SET TASK 1:
Format the rows that open with the line containing "Give me the" and close with the line containing "legend-label: socket [774, 29, 829, 41]", both included, as a Markdown table with a column named No. for the row number and a column named Line for the line, leaving out any blank lines.
** Start of SOURCE EXTRACT **
The Help America Vote Act of 2002 (), or HAVA, is a United States federal law which passed in the House 357-48 and 92–2 in the Senate and was signed into law by President Bush on October 29, 2002. The bill was drafted (at least in part) in reaction to the controversy surrounding the 2000 U.S. presidential election, when almost two million ballots were disqualified because they registered multiple votes or no votes when run through vote-counting machines.

The goals of HAVA are:

 replace punchcard and lever-based voting systems;
 create the Election Assistance Commission to assist in the administration of federal elections; and
 establish minimum election administration standards.

HAVA mandates that all states and localities upgrade many aspects of their election procedures, including their voting machines, registration processes and poll worker training. The specifics of implementation have been left up to each state, which allows for varying interpretations of the federal law.

Provisions

State plan and reporting
To be eligible for federal funding, states must submit a plan describing how payments will be used and distributed, provisions for voter education and poll worker training, how to adopt voting system guidelines, performance measures to determine success (including goals, timetables, responsibilities, and criteria), administrative complaint procedures, and the committee who helped develop the state plan.

Each year the state receives federal funding they must submit a report to the EAC detailing a list of expenditures, the number of and types of voting equipment obtained with the funds, and an analysis and description of the activities funded.

Accessibility

Polling place
The Secretary of Health and Human Services is authorized to make payments to state and local governments for making polling places, including the path of travel, entrances, exits, and voting areas of each polling facility, accessible to individuals with disabilities, including the blind and visually impaired, in a manner that provides the same opportunity for access and participation (including privacy and independence) as for other voters; and providing individuals with disabilities and others with information about the accessibility of polling places, including outreach programs to inform the individuals about the availability of accessible polling places and training election officials, poll workers, and election volunteers on how best to promote the access and participation of individuals with disabilities in elections for Federal office.

Voting systems
HAVA requires each polling location have at least one voting system accessible to individuals with disabilities, including nonvisual accessibility for the blind and visually impaired, in a manner that provides the same opportunity for access and participation (including privacy and independence) as for other voters.

Computerized statewide voter registration
HAVA requires states develop a single, uniform, official, centralized, interactive computerized statewide voter registration list defined, maintained, and administered at the State level. (Previously, voter registration lists could be maintained solely by local officials.) HAVA requires the statewide list be coordinated with other agency databases within the state. HAVA also requires regular "maintenance" of the statewide list including removing ineligible voters and duplicate names are eliminated in accordance with the National Voter Registration Act of 1993 (NVRA).

Voter identification
HAVA requires that first-time voters who registered by mail, and have not previously voted in a federal election in the State, to present a form of identification to the appropriate State or local election official before or on election day. The ID may be either a current and valid photo identification or a copy of a current utility bill, bank statement, government check, paycheck, or other government document that shows the name and address of the voter. Voters who submitted any of these forms of identification during registration are exempt, as are voters entitled to vote by absentee ballot under the Uniformed and Overseas Citizens Absentee Voting Act. The ID requirement applies to in person and vote by mail voters. In the case of a vote by mail voter, a copy of the ID must be submitted with the ballot. A State may enact further ID requirements which aren't specified under HAVA.
** End of SOURCE EXTRACT **
** Start of EXCERPTED RECORDS **
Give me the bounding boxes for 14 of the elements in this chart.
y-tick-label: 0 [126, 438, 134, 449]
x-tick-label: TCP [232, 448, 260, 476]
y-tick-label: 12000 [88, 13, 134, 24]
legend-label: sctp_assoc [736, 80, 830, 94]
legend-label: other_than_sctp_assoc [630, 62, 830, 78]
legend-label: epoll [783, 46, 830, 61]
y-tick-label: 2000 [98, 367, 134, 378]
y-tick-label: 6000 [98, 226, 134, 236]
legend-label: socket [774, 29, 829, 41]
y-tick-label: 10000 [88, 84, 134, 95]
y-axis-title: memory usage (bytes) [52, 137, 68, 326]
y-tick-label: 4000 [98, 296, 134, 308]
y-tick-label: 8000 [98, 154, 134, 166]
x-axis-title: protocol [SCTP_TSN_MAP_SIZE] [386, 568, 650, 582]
** End of EXCERPTED RECORDS **
** Start of EXCERPTED RECORDS **
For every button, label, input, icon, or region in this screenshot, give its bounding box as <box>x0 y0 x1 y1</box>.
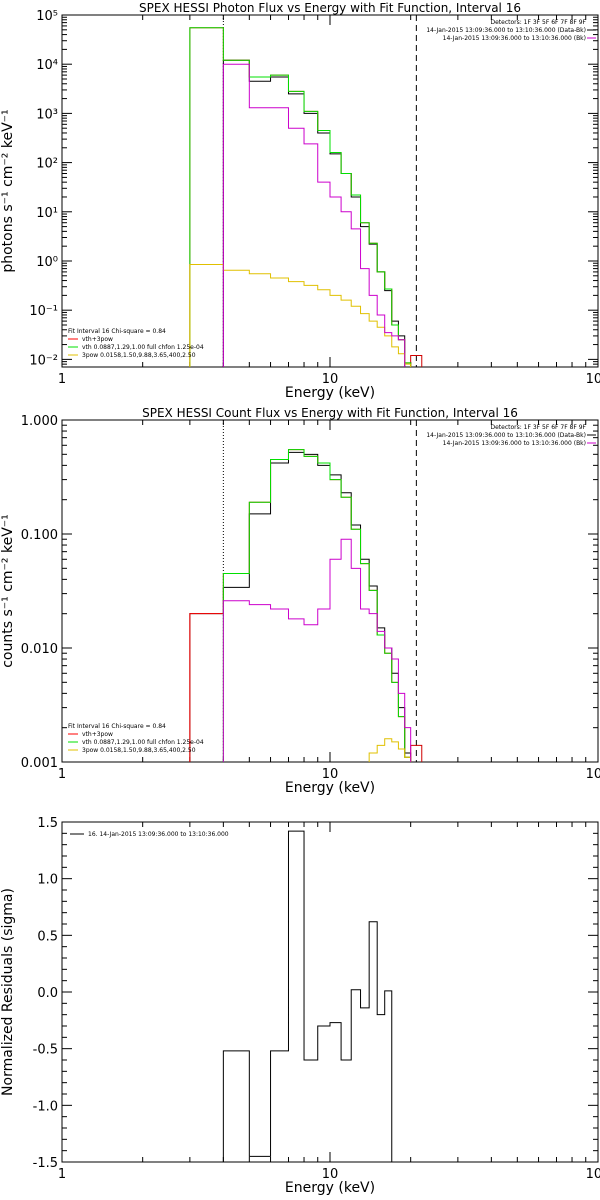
** End of EXCERPTED RECORDS **
SET TASK 2:
Quote the part of the text on the Help America Vote Act that opens with the words containing "HAVA mandates that" and closes with the words containing "the state plan.".

WRITTEN SOLUTION 1:
| No. | Line |
|---|---|
| 1 | Give me the bounding boxes for 14 of the elements in this chart. |
| 2 | y-tick-label: 0 [126, 438, 134, 449] |
| 3 | x-tick-label: TCP [232, 448, 260, 476] |
| 4 | y-tick-label: 12000 [88, 13, 134, 24] |
| 5 | legend-label: sctp_assoc [736, 80, 830, 94] |
| 6 | legend-label: other_than_sctp_assoc [630, 62, 830, 78] |
| 7 | legend-label: epoll [783, 46, 830, 61] |
| 8 | y-tick-label: 2000 [98, 367, 134, 378] |
| 9 | y-tick-label: 6000 [98, 226, 134, 236] |
| 10 | legend-label: socket [774, 29, 829, 41] |

WRITTEN SOLUTION 2:
HAVA mandates that all states and localities upgrade many aspects of their election procedures, including their voting machines, registration processes and poll worker training. The specifics of implementation have been left up to each state, which allows for varying interpretations of the federal law.

Provisions

State plan and reporting
To be eligible for federal funding, states must submit a plan describing how payments will be used and distributed, provisions for voter education and poll worker training, how to adopt voting system guidelines, performance measures to determine success (including goals, timetables, responsibilities, and criteria), administrative complaint procedures, and the committee who helped develop the state plan.